##### Source passage #####
Diaz-Canel's Tour to Defend Measures that Terrify Cubans – Havana Times

Díaz-Canel visited a high school, a day-care center, an agro-sugar company and a food processing center in Bahía Honda. (Cubadebate)

The president affirms that “each measure will be applied when the conditions are created”, although they are all planned for February and March.

By 14ymedio

HAVANA TIMES – A little more than 10 kilometers from the place from which thousands of Cubans flee the Island in boats and precarious vessels and where 14 months ago seven rafters died after being attacked by the Border Guard Troops, Cuban President Miguel Díaz-Canel began this Thursday by failing to tell the truth in his  first tour of the Island  in 2024. The president stated in Bahía Honda, Artemisa, that the government measures to “invigorate the economy” “have been announced and none have been applied.”

The president thus ignored the fact that on January 1 some of them came into force, the (yes, expected) salary increases for Education and Health personnel, and the tax increases, which put an end to tax exemptions on imports of consumer products by private companies, although they are maintained for raw materials.

Díaz-Canel may claim that he was referring to the increases in the price of supplies and some basic services – electricity, gas, transportation and fuels – which are the ones that have most agitated the population, but in that case he was not right either. “Nothing has changed. The other thing is that each measure will be applied when the conditions are created,” he specified.

Unless the Government reverses its announcements, these increases already have a designated schedule to go into effect. On February 1, the new fuel prices come into force, which represent increases of around 500%, while increases in the prices of electricity, gas and transport  will do so from March 1, as reported on television by the ministers of each area, who allegedly spoke to clarify doubts for the population.

But their boss’s words call into question whether the desired clarity has been achieved. “There is a lot of talk with the economic measures, and I know that this is creating a lot of uncertainty; and above all the counterrevolution is greatly detracting from the measures,” he added, while he was the one who sowed doubt about something that seemed clear to date.

“Each measure, even those that have to do with increases in rates or prices, will have a treatment for the people who could be most affected,” he explained while asking the population to have “confidence in the way the Government is going to take the measures, because there is a lot of counterrevolution building and distorting the content.” Díaz-Canel stated, however, that the measures are harsh but they must be applied “because if not, we will not put the economy in order.”
##### Entries #####
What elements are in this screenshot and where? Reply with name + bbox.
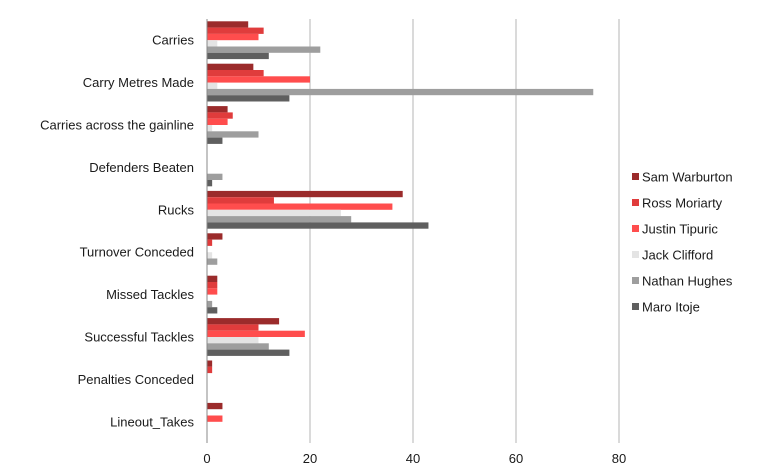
#####
##### Entries #####
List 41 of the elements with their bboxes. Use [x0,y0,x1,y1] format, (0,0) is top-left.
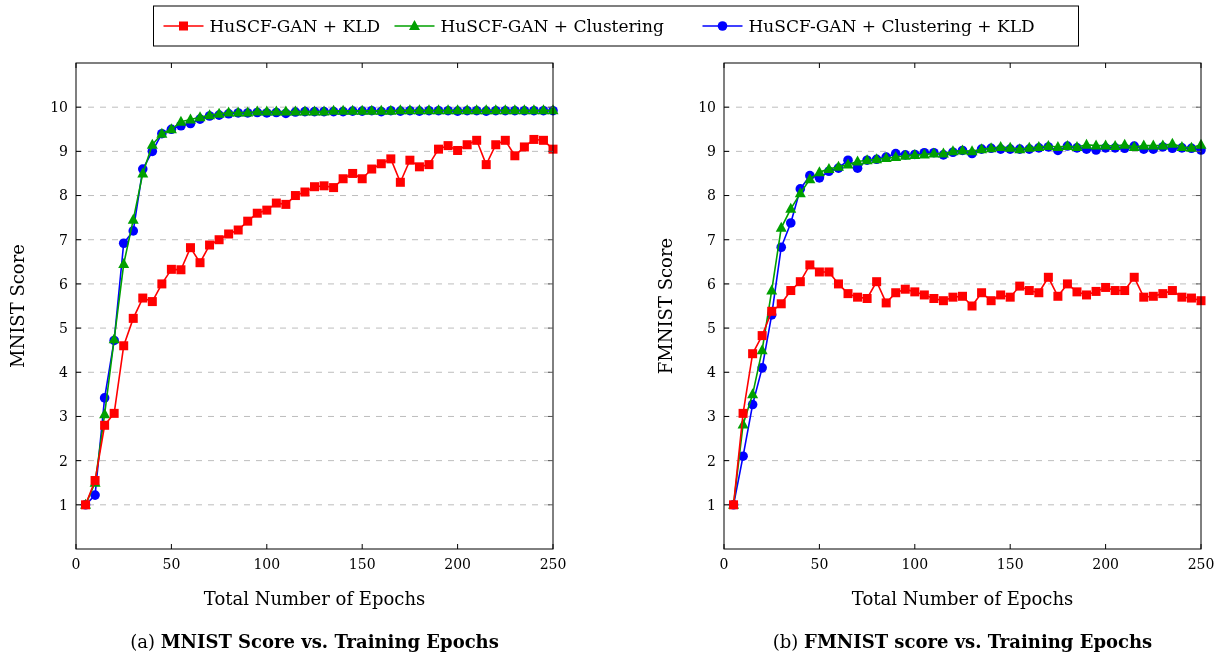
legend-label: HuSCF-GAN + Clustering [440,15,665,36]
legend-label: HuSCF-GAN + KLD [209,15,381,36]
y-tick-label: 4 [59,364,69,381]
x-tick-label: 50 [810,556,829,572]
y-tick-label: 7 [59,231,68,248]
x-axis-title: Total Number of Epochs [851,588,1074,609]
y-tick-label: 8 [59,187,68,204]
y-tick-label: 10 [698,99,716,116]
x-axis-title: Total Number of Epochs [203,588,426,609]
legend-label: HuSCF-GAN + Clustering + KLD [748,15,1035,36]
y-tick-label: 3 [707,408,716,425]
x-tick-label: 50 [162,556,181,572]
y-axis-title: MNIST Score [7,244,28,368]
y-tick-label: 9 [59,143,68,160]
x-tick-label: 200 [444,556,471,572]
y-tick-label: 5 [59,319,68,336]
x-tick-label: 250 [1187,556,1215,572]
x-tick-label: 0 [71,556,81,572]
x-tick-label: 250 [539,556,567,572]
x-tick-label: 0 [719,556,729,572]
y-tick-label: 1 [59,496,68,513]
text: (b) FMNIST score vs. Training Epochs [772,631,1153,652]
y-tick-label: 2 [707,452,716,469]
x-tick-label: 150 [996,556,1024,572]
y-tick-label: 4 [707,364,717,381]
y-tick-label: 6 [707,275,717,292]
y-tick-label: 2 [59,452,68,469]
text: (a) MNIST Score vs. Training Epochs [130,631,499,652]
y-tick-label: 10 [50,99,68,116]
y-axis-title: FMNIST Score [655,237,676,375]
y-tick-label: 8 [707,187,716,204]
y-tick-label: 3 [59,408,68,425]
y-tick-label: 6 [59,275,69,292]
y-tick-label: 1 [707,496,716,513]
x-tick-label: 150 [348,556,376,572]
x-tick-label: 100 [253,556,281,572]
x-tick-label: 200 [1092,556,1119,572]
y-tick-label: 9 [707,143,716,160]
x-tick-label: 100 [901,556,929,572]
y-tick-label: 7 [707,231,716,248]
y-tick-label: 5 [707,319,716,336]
#####
### Task to carry out
Pick up the Havana Times report on Díaz-Canel's tour defending Cuba's new economic measures after its final sentence, and keep writing it.

### Output for this task
The president once again trod ground that raises countless issues by saying that “the vulnerable will always be taken into account,” a message that has been insisted on from the first moment, without knowing what criteria will determine if a citizen is in that category, how a record will be maintained, whether it will be stratified or how compliance with standards will be verified in a population accustomed to living on the black market and fleeing the radar of the authorities.

Díaz-Canel focused on being specific only about those elements where the plans are already in place, such as the increase in electricity prices, which will affect “few people,” by specifically targeting those who consume the most — more than 500 kWh in a month — 6% of the population

“All measures – he insisted – will have differentiated treatment for the vulnerable. And what we ask of you is that you be very attentive to what is explained.”

On his journey through Bahía Honda, the leader visited a high school, a ‘children’s house’ — a kind of daycare center but one where the children must go home for lunch — an agro-sugar company and a food processing center while, according to the official press, “the people were waiting in the street, with expressions of support and firmness.”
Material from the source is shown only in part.